→ Records supplied:

• • • • • • •

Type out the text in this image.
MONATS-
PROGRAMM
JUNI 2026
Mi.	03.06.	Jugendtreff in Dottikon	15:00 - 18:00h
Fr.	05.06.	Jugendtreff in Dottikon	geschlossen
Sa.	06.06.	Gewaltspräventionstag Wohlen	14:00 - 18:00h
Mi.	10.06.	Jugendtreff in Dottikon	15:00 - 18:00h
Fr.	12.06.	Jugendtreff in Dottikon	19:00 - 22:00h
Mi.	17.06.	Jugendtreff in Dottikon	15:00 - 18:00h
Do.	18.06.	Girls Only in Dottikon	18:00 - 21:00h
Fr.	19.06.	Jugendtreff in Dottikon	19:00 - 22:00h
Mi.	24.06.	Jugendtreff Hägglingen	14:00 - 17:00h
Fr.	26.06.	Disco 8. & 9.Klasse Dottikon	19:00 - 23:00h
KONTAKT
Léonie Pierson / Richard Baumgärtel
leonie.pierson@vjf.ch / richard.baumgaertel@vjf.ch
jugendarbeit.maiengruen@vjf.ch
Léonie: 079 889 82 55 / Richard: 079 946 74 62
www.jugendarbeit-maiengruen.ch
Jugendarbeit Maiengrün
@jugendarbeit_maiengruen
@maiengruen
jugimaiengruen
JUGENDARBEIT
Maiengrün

• • • • • • •

→ What is being asked:
Restate the data above word for word.

→ Correct output:
Type out the text in this image.
MONATS-
PROGRAMM
JUNI 2026
Mi.	03.06.	Jugendtreff in Dottikon	15:00 - 18:00h
Fr.	05.06.	Jugendtreff in Dottikon	geschlossen
Sa.	06.06.	Gewaltspräventionstag Wohlen	14:00 - 18:00h
Mi.	10.06.	Jugendtreff in Dottikon	15:00 - 18:00h
Fr.	12.06.	Jugendtreff in Dottikon	19:00 - 22:00h
Mi.	17.06.	Jugendtreff in Dottikon	15:00 - 18:00h
Do.	18.06.	Girls Only in Dottikon	18:00 - 21:00h
Fr.	19.06.	Jugendtreff in Dottikon	19:00 - 22:00h
Mi.	24.06.	Jugendtreff Hägglingen	14:00 - 17:00h
Fr.	26.06.	Disco 8. & 9.Klasse Dottikon	19:00 - 23:00h
KONTAKT
Léonie Pierson / Richard Baumgärtel
leonie.pierson@vjf.ch / richard.baumgaertel@vjf.ch
jugendarbeit.maiengruen@vjf.ch
Léonie: 079 889 82 55 / Richard: 079 946 74 62
www.jugendarbeit-maiengruen.ch
Jugendarbeit Maiengrün
@jugendarbeit_maiengruen
@maiengruen
jugimaiengruen
JUGENDARBEIT
Maiengrün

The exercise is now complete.